### AIM OF THE EXERCISE
Pictures stay out; everything else in the records is to be copied exactly.

### RECORDS
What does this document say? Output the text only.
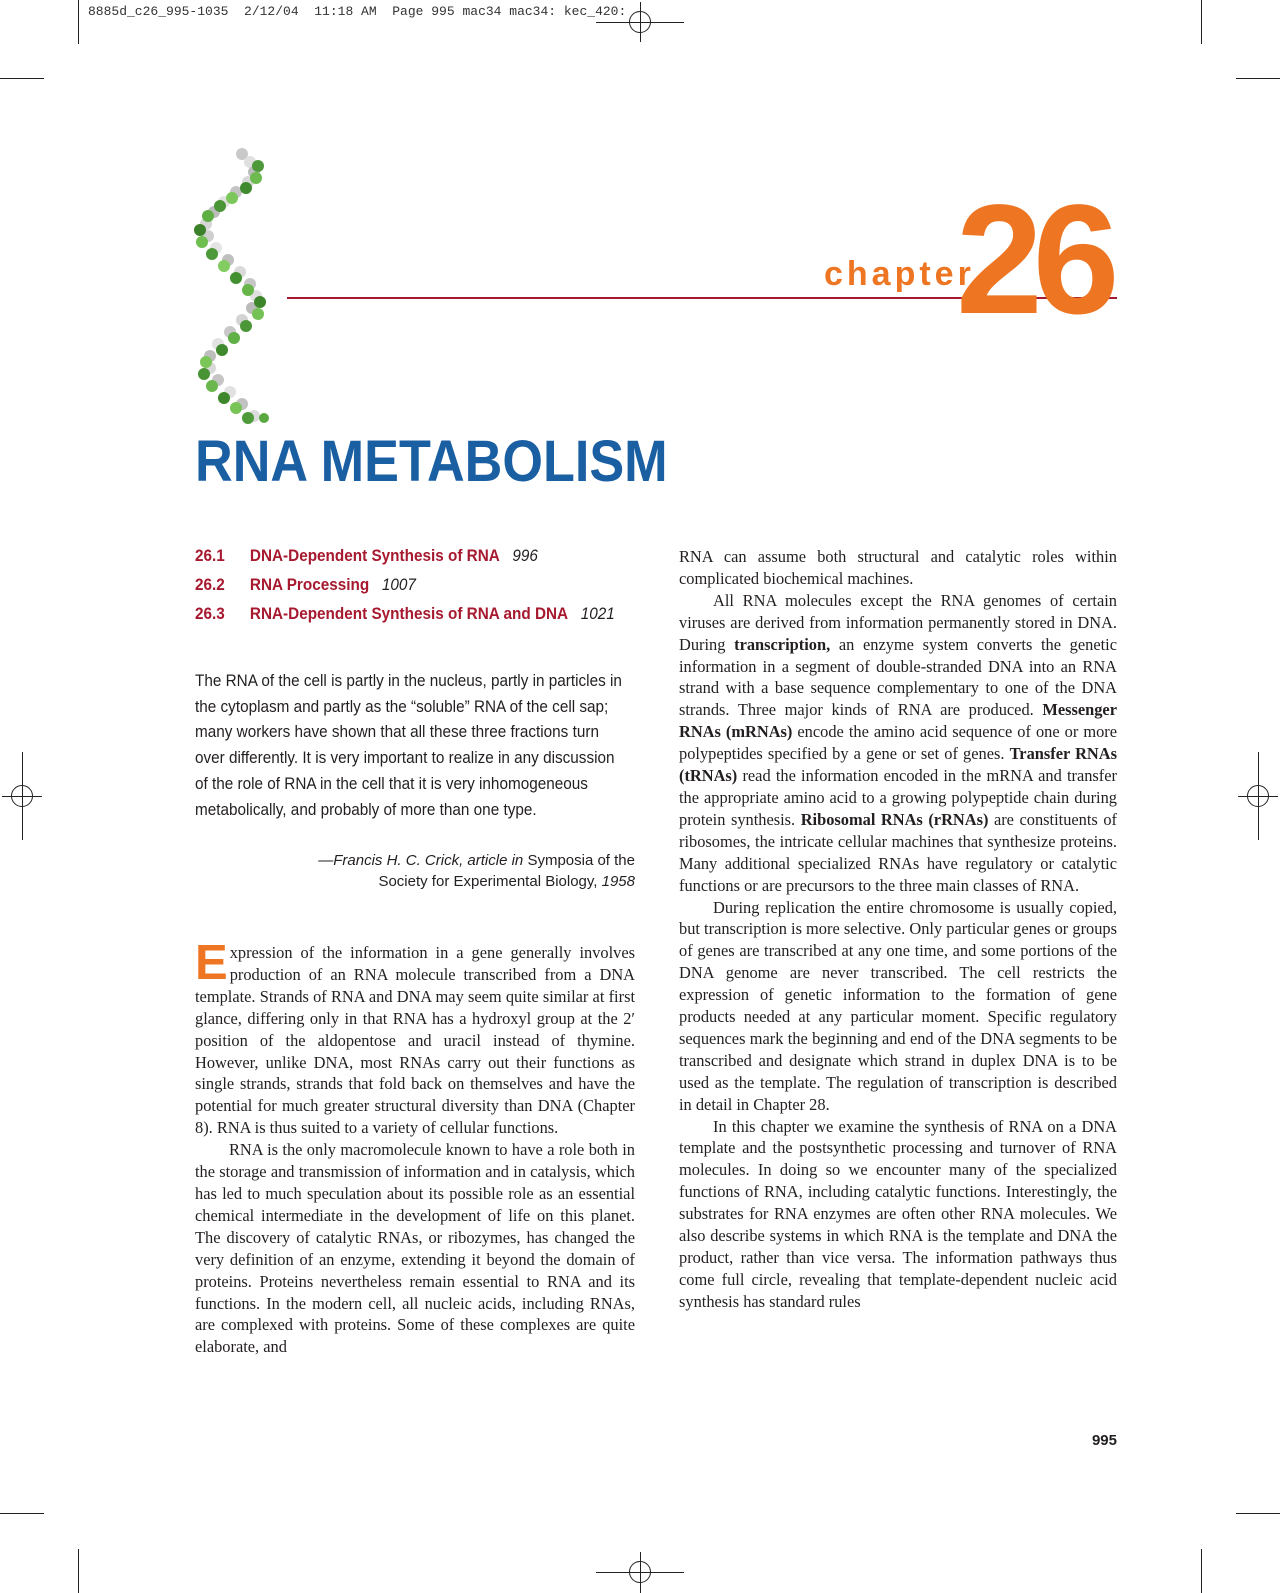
8885d_c26_995-1035  2/12/04  11:18 AM  Page 995 mac34 mac34: kec_420:
chapter
26
RNA METABOLISM
26.1 DNA-Dependent Synthesis of RNA 996
26.2 RNA Processing 1007
26.3 RNA-Dependent Synthesis of RNA and DNA 1021
The RNA of the cell is partly in the nucleus, partly in particles in the cytoplasm and partly as the “soluble” RNA of the cell sap; many workers have shown that all these three fractions turn over differently. It is very important to realize in any discussion of the role of RNA in the cell that it is very inhomogeneous metabolically, and probably of more than one type.
—Francis H. C. Crick, article in Symposia of the
Society for Experimental Biology, 1958

Expression of the information in a gene generally involves production of an RNA molecule transcribed from a DNA template. Strands of RNA and DNA may seem quite similar at first glance, differing only in that RNA has a hydroxyl group at the 2′ position of the aldopentose and uracil instead of thymine. However, unlike DNA, most RNAs carry out their functions as single strands, strands that fold back on themselves and have the potential for much greater structural diversity than DNA (Chapter 8). RNA is thus suited to a variety of cellular functions.

RNA is the only macromolecule known to have a role both in the storage and transmission of information and in catalysis, which has led to much speculation about its possible role as an essential chemical intermediate in the development of life on this planet. The discovery of catalytic RNAs, or ribozymes, has changed the very definition of an enzyme, extending it beyond the domain of proteins. Proteins nevertheless remain essential to RNA and its functions. In the modern cell, all nucleic acids, including RNAs, are complexed with proteins. Some of these complexes are quite elaborate, and

RNA can assume both structural and catalytic roles within complicated biochemical machines.

All RNA molecules except the RNA genomes of certain viruses are derived from information permanently stored in DNA. During transcription, an enzyme system converts the genetic information in a segment of double-stranded DNA into an RNA strand with a base sequence complementary to one of the DNA strands. Three major kinds of RNA are produced. Messenger RNAs (mRNAs) encode the amino acid sequence of one or more polypeptides specified by a gene or set of genes. Transfer RNAs (tRNAs) read the information encoded in the mRNA and transfer the appropriate amino acid to a growing polypeptide chain during protein synthesis. Ribosomal RNAs (rRNAs) are constituents of ribosomes, the intricate cellular machines that synthesize proteins. Many additional specialized RNAs have regulatory or catalytic functions or are precursors to the three main classes of RNA.

During replication the entire chromosome is usually copied, but transcription is more selective. Only particular genes or groups of genes are transcribed at any one time, and some portions of the DNA genome are never transcribed. The cell restricts the expression of genetic information to the formation of gene products needed at any particular moment. Specific regulatory sequences mark the beginning and end of the DNA segments to be transcribed and designate which strand in duplex DNA is to be used as the template. The regulation of transcription is described in detail in Chapter 28.

In this chapter we examine the synthesis of RNA on a DNA template and the postsynthetic processing and turnover of RNA molecules. In doing so we encounter many of the specialized functions of RNA, including catalytic functions. Interestingly, the substrates for RNA enzymes are often other RNA molecules. We also describe systems in which RNA is the template and DNA the product, rather than vice versa. The information pathways thus come full circle, revealing that template-dependent nucleic acid synthesis has standard rules

995
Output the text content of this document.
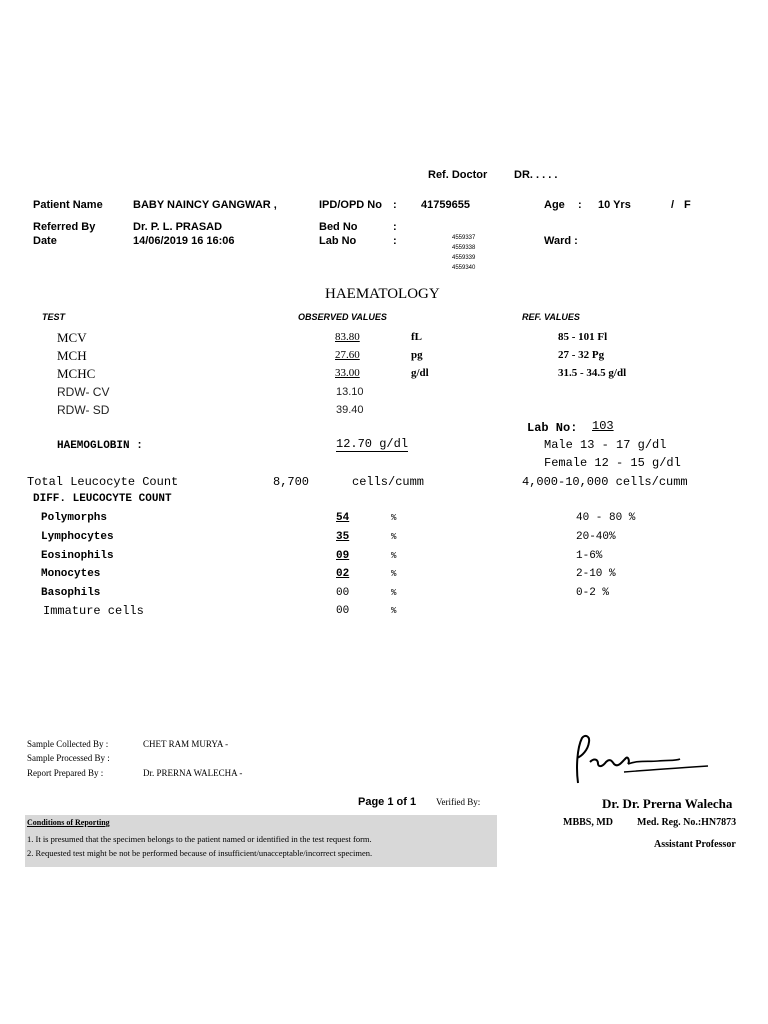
Ref. Doctor DR. . . . .
Patient Name	BABY NAINCY GANGWAR ,	IPD/OPD No : 41759655	Age : 10 Yrs	/ F
Referred By	Dr. P. L. PRASAD	Bed No	:
Date	14/06/2019 16 16:06	Lab No	:	4559337
4559338
4559339
4559340
Ward :
HAEMATOLOGY
TEST	OBSERVED VALUES	REF. VALUES
MCV	83.80	fL	85 - 101 Fl
MCH	27.60	pg	27 - 32 Pg
MCHC	33.00	g/dl	31.5 - 34.5 g/dl
RDW- CV	13.10
RDW- SD	39.40
Lab No: 103
HAEMOGLOBIN :	12.70 g/dl	Male 13 - 17 g/dl
Female 12 - 15 g/dl
Total Leucocyte Count	8,700	cells/cumm	4,000-10,000 cells/cumm
DIFF. LEUCOCYTE COUNT
Polymorphs	54	%	40 - 80 %
Lymphocytes	35	%	20-40%
Eosinophils	09	%	1-6%
Monocytes	02	%	2-10 %
Basophils	00	%	0-2 %
Immature cells	00	%
Sample Collected By :	CHET RAM MURYA -
Sample Processed By :
Report Prepared By :	Dr. PRERNA WALECHA -
Page 1 of 1 Verified By:	Dr. Dr. Prerna Walecha
MBBS, MD Med. Reg. No.:HN7873
Assistant Professor
Conditions of Reporting
1. It is presumed that the specimen belongs to the patient named or identified in the test request form.
2. Requested test might be not be performed because of insufficient/unacceptable/incorrect specimen.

### ANSWER SPACE
What does this document say? Output the text only.
8885d_c26_995-1035  2/12/04  11:18 AM  Page 995 mac34 mac34: kec_420:
chapter
26
RNA METABOLISM
26.1 DNA-Dependent Synthesis of RNA 996
26.2 RNA Processing 1007
26.3 RNA-Dependent Synthesis of RNA and DNA 1021
The RNA of the cell is partly in the nucleus, partly in particles in the cytoplasm and partly as the “soluble” RNA of the cell sap; many workers have shown that all these three fractions turn over differently. It is very important to realize in any discussion of the role of RNA in the cell that it is very inhomogeneous metabolically, and probably of more than one type.
—Francis H. C. Crick, article in Symposia of the
Society for Experimental Biology, 1958

Expression of the information in a gene generally involves production of an RNA molecule transcribed from a DNA template. Strands of RNA and DNA may seem quite similar at first glance, differing only in that RNA has a hydroxyl group at the 2′ position of the aldopentose and uracil instead of thymine. However, unlike DNA, most RNAs carry out their functions as single strands, strands that fold back on themselves and have the potential for much greater structural diversity than DNA (Chapter 8). RNA is thus suited to a variety of cellular functions.

RNA is the only macromolecule known to have a role both in the storage and transmission of information and in catalysis, which has led to much speculation about its possible role as an essential chemical intermediate in the development of life on this planet. The discovery of catalytic RNAs, or ribozymes, has changed the very definition of an enzyme, extending it beyond the domain of proteins. Proteins nevertheless remain essential to RNA and its functions. In the modern cell, all nucleic acids, including RNAs, are complexed with proteins. Some of these complexes are quite elaborate, and

RNA can assume both structural and catalytic roles within complicated biochemical machines.

All RNA molecules except the RNA genomes of certain viruses are derived from information permanently stored in DNA. During transcription, an enzyme system converts the genetic information in a segment of double-stranded DNA into an RNA strand with a base sequence complementary to one of the DNA strands. Three major kinds of RNA are produced. Messenger RNAs (mRNAs) encode the amino acid sequence of one or more polypeptides specified by a gene or set of genes. Transfer RNAs (tRNAs) read the information encoded in the mRNA and transfer the appropriate amino acid to a growing polypeptide chain during protein synthesis. Ribosomal RNAs (rRNAs) are constituents of ribosomes, the intricate cellular machines that synthesize proteins. Many additional specialized RNAs have regulatory or catalytic functions or are precursors to the three main classes of RNA.

During replication the entire chromosome is usually copied, but transcription is more selective. Only particular genes or groups of genes are transcribed at any one time, and some portions of the DNA genome are never transcribed. The cell restricts the expression of genetic information to the formation of gene products needed at any particular moment. Specific regulatory sequences mark the beginning and end of the DNA segments to be transcribed and designate which strand in duplex DNA is to be used as the template. The regulation of transcription is described in detail in Chapter 28.

In this chapter we examine the synthesis of RNA on a DNA template and the postsynthetic processing and turnover of RNA molecules. In doing so we encounter many of the specialized functions of RNA, including catalytic functions. Interestingly, the substrates for RNA enzymes are often other RNA molecules. We also describe systems in which RNA is the template and DNA the product, rather than vice versa. The information pathways thus come full circle, revealing that template-dependent nucleic acid synthesis has standard rules

995
Output the text content of this document.
Ref. Doctor DR. . . . .
Patient Name	BABY NAINCY GANGWAR ,	IPD/OPD No : 41759655	Age : 10 Yrs	/ F
Referred By	Dr. P. L. PRASAD	Bed No	:
Date	14/06/2019 16 16:06	Lab No	:	4559337
4559338
4559339
4559340
Ward :
HAEMATOLOGY
TEST	OBSERVED VALUES	REF. VALUES
MCV	83.80	fL	85 - 101 Fl
MCH	27.60	pg	27 - 32 Pg
MCHC	33.00	g/dl	31.5 - 34.5 g/dl
RDW- CV	13.10
RDW- SD	39.40
Lab No: 103
HAEMOGLOBIN :	12.70 g/dl	Male 13 - 17 g/dl
Female 12 - 15 g/dl
Total Leucocyte Count	8,700	cells/cumm	4,000-10,000 cells/cumm
DIFF. LEUCOCYTE COUNT
Polymorphs	54	%	40 - 80 %
Lymphocytes	35	%	20-40%
Eosinophils	09	%	1-6%
Monocytes	02	%	2-10 %
Basophils	00	%	0-2 %
Immature cells	00	%
Sample Collected By :	CHET RAM MURYA -
Sample Processed By :
Report Prepared By :	Dr. PRERNA WALECHA -
Page 1 of 1 Verified By:	Dr. Dr. Prerna Walecha
MBBS, MD Med. Reg. No.:HN7873
Assistant Professor
Conditions of Reporting
1. It is presumed that the specimen belongs to the patient named or identified in the test request form.
2. Requested test might be not be performed because of insufficient/unacceptable/incorrect specimen.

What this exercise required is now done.